WRITTEN PROBLEM:
Your task is to copy every line of the entries that contains "gradu".

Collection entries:
● ● ● ●

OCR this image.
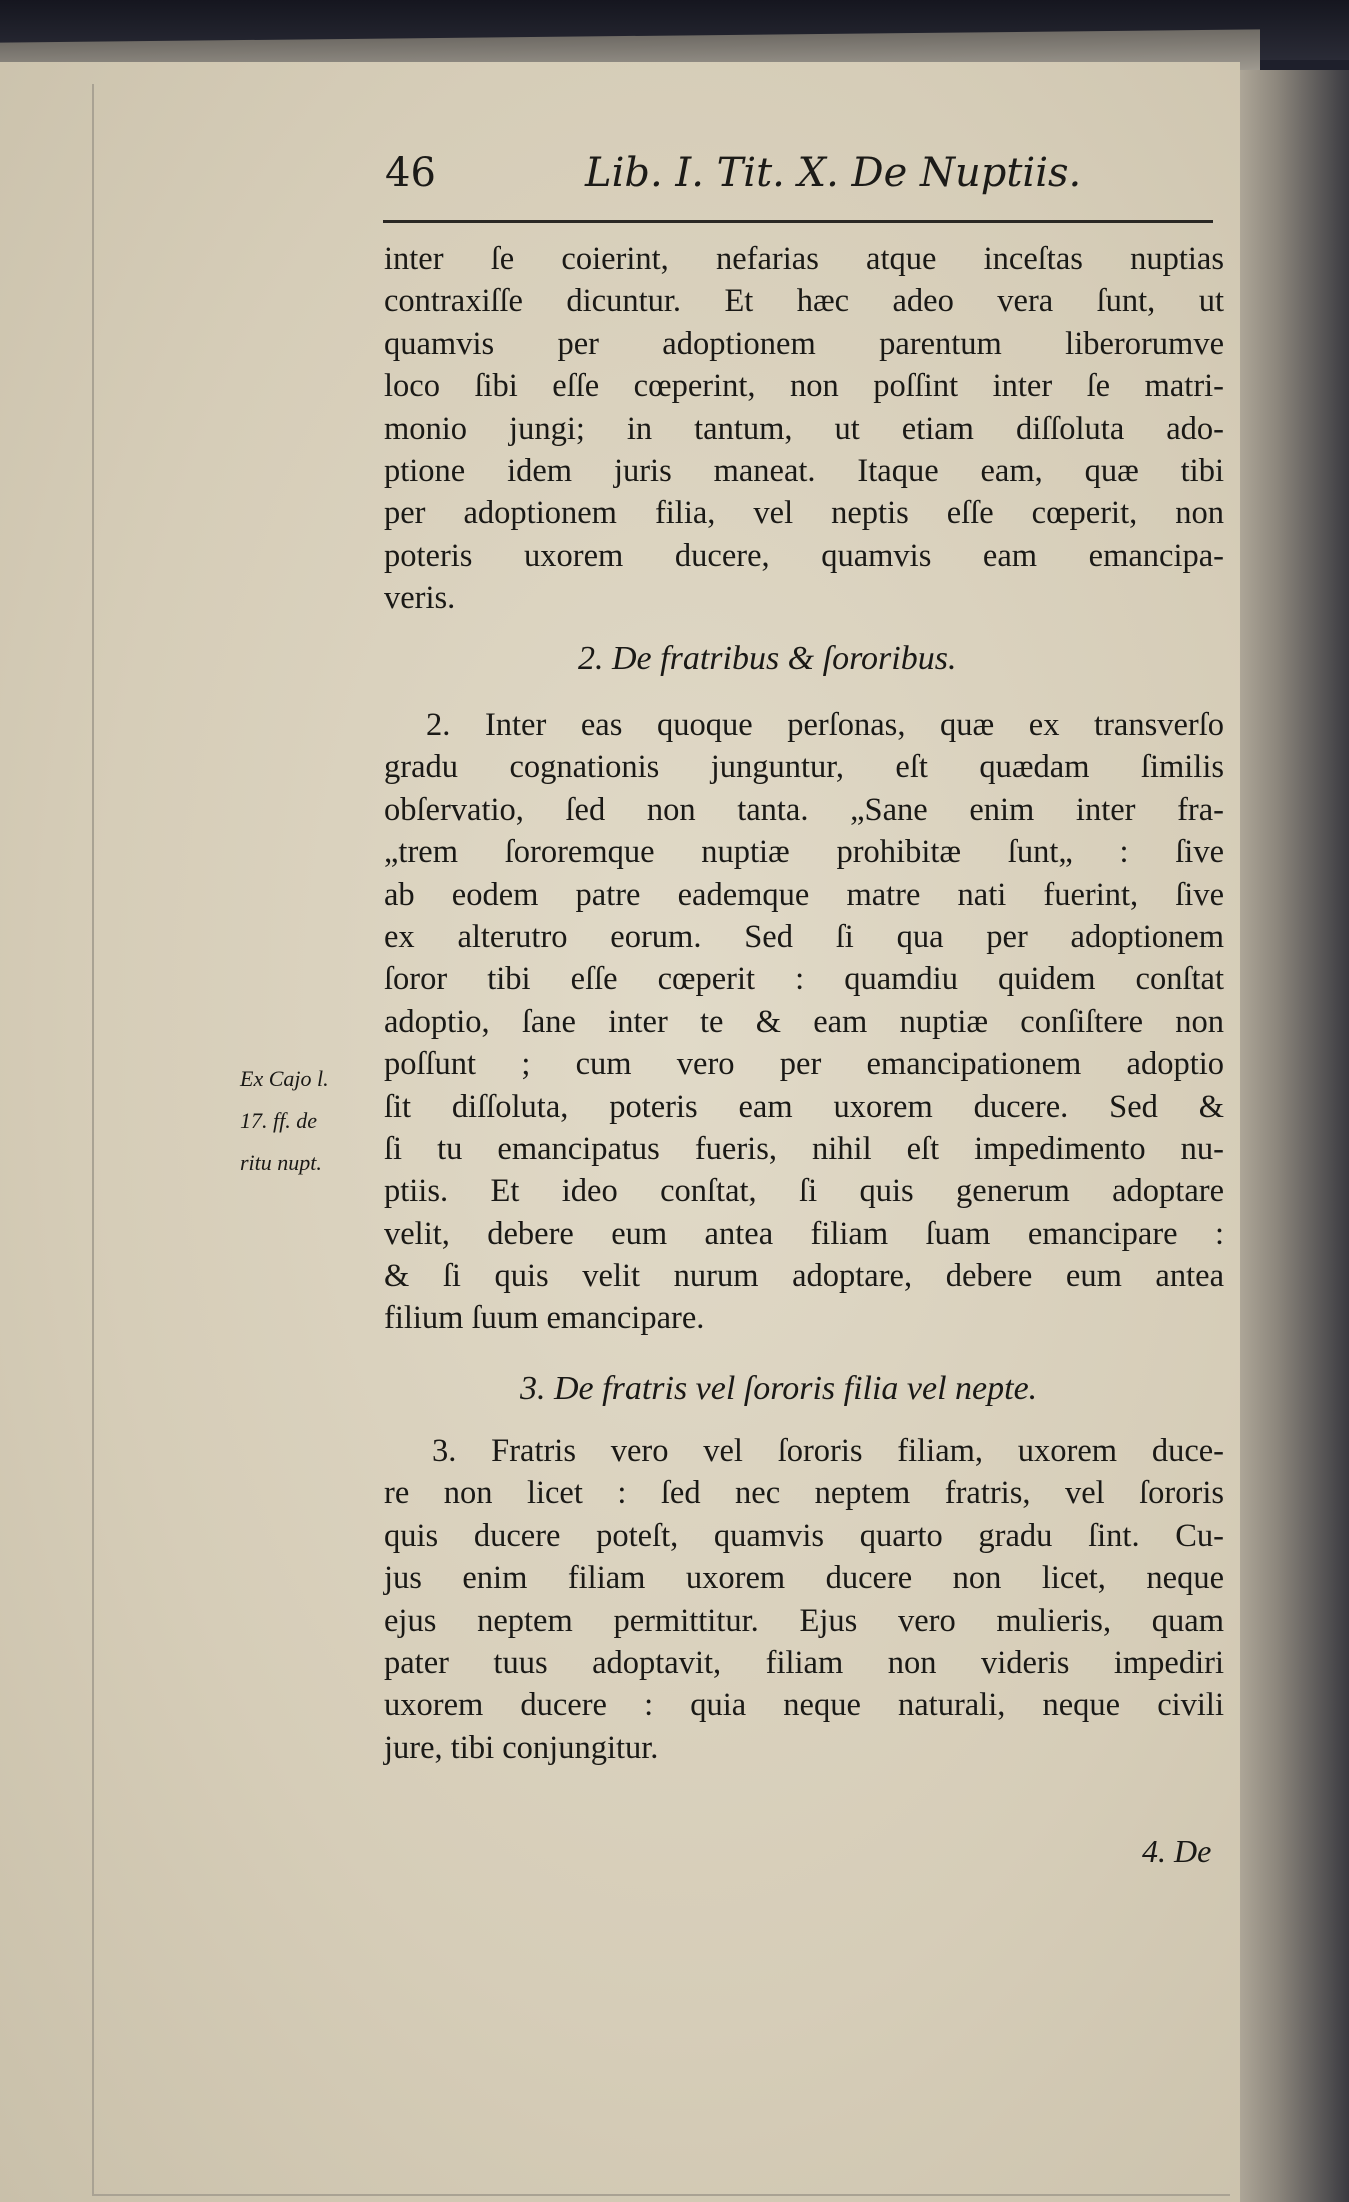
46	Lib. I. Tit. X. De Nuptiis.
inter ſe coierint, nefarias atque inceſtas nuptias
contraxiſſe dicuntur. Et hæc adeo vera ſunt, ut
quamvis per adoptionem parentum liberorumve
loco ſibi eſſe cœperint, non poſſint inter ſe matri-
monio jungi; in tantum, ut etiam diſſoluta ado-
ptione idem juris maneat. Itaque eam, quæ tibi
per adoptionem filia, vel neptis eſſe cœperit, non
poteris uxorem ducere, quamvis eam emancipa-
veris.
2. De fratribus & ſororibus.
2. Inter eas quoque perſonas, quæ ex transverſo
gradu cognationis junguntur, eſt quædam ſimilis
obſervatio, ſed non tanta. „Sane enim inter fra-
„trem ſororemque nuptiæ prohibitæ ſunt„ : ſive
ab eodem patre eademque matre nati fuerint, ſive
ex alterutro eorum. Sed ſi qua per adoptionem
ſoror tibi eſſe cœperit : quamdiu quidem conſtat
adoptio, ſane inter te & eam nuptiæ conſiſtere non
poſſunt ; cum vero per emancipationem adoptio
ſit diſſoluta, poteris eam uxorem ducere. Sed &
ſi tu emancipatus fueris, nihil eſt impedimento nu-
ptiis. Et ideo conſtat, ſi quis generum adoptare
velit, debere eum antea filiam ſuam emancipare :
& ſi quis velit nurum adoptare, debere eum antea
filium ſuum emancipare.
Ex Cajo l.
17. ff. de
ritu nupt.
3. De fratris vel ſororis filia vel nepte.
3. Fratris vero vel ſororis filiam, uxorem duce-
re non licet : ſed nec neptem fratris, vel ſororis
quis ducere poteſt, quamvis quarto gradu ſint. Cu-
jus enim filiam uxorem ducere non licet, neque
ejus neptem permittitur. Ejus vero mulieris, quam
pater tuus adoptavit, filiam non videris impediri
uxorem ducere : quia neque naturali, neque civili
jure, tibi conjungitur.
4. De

● ● ● ●

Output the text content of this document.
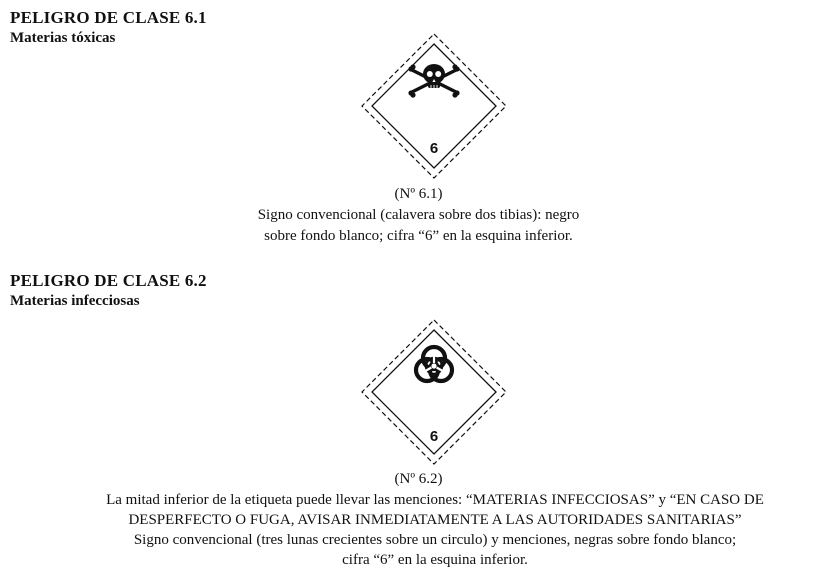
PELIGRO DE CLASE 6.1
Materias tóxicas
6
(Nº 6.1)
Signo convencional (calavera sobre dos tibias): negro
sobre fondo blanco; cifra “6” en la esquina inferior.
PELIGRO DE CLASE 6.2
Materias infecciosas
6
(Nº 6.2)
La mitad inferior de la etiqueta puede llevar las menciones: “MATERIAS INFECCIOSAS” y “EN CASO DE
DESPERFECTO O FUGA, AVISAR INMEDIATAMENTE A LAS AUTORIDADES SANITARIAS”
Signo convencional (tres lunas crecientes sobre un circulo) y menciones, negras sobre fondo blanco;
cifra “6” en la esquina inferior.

● ● ● ●

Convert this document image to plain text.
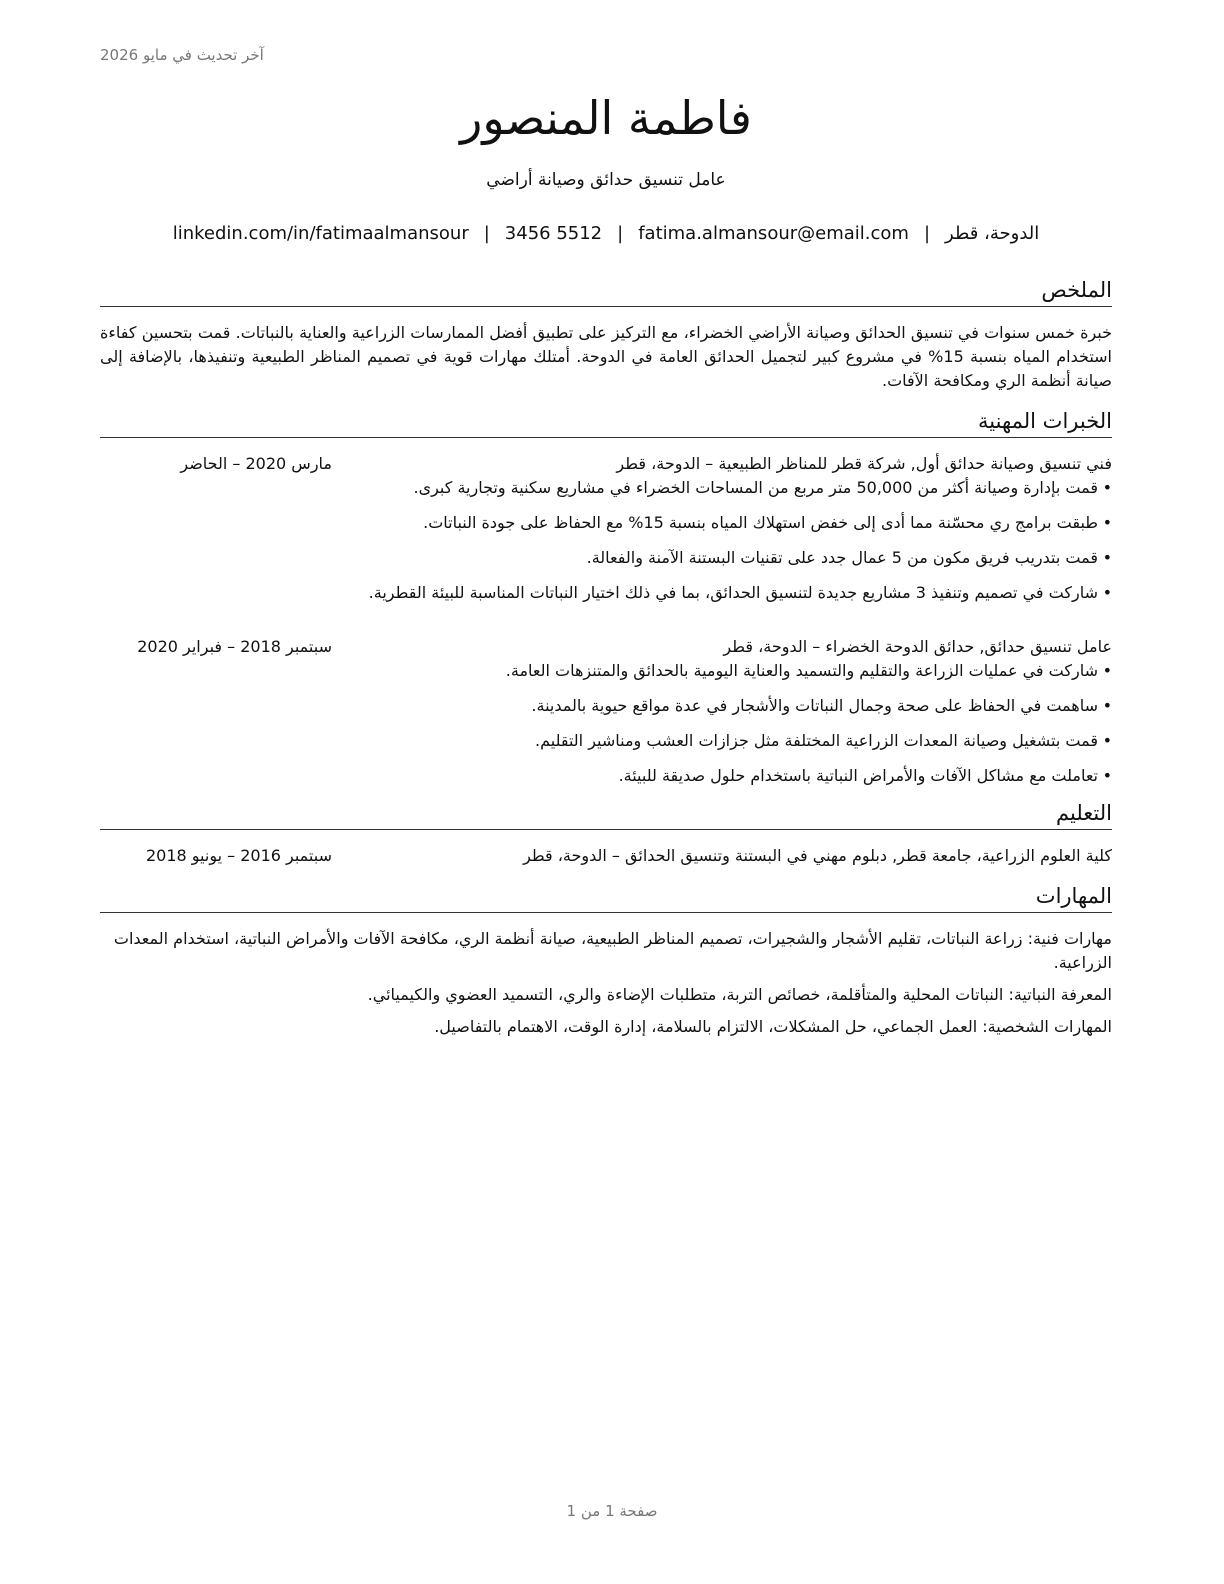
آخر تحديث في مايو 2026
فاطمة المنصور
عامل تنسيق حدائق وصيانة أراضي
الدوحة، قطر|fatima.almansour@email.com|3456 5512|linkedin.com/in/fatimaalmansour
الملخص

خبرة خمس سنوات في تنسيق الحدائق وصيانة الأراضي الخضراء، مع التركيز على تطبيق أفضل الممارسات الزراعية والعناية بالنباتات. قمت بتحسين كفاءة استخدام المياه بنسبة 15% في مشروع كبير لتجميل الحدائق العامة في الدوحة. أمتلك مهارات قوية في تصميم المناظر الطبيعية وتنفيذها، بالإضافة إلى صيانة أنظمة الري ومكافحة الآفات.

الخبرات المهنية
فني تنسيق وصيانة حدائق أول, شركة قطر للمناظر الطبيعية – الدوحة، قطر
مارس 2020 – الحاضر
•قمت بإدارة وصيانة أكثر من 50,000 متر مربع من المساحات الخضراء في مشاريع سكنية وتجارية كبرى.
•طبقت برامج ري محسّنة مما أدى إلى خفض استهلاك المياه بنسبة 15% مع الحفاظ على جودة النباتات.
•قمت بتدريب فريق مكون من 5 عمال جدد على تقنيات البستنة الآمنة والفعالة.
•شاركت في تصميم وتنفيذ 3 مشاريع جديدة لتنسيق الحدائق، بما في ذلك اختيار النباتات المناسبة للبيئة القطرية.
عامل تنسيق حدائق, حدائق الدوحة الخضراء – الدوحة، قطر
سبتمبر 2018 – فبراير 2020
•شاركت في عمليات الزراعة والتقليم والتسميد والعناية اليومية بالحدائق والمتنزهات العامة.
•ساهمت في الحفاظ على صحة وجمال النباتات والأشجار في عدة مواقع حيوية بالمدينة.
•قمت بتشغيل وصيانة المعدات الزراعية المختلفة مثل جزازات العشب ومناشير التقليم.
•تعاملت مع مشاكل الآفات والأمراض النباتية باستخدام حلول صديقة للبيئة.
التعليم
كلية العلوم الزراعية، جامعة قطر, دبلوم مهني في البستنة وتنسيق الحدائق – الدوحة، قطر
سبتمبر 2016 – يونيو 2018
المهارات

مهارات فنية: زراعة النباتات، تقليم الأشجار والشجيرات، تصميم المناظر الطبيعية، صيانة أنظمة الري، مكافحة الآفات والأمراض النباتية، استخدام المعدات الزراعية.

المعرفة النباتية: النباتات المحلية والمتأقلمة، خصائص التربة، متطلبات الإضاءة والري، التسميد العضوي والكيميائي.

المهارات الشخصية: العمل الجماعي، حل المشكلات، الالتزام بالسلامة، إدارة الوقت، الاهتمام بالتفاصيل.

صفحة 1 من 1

● ● ● ●

RESPONSE BELOW:
gradu cognationis junguntur, eſt quædam ſimilis
quis ducere poteſt, quamvis quarto gradu ſint. Cu-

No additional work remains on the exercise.